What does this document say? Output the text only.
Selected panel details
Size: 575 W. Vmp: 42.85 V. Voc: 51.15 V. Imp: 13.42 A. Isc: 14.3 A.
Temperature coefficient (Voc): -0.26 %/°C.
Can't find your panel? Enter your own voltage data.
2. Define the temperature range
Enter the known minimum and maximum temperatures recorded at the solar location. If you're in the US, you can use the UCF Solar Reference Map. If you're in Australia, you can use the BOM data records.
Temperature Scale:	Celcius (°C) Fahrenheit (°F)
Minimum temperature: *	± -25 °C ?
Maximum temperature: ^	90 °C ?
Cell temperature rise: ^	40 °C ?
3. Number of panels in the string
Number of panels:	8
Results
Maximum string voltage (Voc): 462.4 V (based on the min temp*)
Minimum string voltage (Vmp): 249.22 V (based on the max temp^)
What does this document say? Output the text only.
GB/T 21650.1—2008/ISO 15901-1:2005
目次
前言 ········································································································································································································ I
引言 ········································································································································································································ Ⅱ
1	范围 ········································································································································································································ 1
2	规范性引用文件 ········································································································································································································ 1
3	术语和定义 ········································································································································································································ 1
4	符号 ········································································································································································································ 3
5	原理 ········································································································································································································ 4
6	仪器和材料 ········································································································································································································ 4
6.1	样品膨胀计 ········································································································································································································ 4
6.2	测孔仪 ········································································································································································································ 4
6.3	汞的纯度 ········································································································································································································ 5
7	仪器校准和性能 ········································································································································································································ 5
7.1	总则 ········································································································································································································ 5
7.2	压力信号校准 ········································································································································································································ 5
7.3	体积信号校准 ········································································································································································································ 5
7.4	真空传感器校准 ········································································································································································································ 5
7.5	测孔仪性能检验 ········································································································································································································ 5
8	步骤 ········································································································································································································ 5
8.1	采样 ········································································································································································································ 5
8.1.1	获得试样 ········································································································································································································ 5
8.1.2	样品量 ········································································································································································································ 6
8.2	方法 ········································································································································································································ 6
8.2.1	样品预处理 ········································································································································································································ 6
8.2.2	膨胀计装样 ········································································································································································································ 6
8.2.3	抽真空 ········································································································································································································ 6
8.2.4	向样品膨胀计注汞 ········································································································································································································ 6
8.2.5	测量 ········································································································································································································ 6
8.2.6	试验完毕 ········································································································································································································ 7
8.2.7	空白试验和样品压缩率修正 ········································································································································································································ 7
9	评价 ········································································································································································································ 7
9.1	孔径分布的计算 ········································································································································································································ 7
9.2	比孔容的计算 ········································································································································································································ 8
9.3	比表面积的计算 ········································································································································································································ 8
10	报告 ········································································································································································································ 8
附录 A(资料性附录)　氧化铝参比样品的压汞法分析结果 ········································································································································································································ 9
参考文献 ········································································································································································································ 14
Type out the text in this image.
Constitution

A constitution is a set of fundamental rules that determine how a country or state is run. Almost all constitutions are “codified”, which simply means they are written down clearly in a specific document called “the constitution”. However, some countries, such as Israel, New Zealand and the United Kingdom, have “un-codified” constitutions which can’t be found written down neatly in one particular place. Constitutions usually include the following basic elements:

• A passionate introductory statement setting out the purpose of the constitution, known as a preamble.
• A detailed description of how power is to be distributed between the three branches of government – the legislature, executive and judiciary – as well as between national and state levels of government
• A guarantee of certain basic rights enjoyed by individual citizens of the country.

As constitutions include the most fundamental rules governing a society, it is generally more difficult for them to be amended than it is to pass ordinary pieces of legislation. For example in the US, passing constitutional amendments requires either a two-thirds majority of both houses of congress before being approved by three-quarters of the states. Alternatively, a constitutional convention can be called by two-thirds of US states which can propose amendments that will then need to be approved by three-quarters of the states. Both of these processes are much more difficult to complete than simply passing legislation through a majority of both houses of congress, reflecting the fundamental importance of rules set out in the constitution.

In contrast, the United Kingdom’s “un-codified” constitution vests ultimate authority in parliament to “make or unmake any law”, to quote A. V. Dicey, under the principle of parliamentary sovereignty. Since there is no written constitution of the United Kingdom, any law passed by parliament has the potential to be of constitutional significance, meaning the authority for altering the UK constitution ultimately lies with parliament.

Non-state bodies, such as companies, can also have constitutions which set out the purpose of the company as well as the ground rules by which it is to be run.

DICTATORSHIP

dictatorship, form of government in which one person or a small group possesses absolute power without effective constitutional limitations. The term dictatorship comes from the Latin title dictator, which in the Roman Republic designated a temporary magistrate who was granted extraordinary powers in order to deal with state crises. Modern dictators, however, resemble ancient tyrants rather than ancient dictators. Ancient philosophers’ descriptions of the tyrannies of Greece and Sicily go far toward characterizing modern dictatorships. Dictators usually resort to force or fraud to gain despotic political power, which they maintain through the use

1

* * * *

**Work to do:** Within the listing above, work out how many lines contain the string "purpose", and reply with that number only.

**Written response:** 2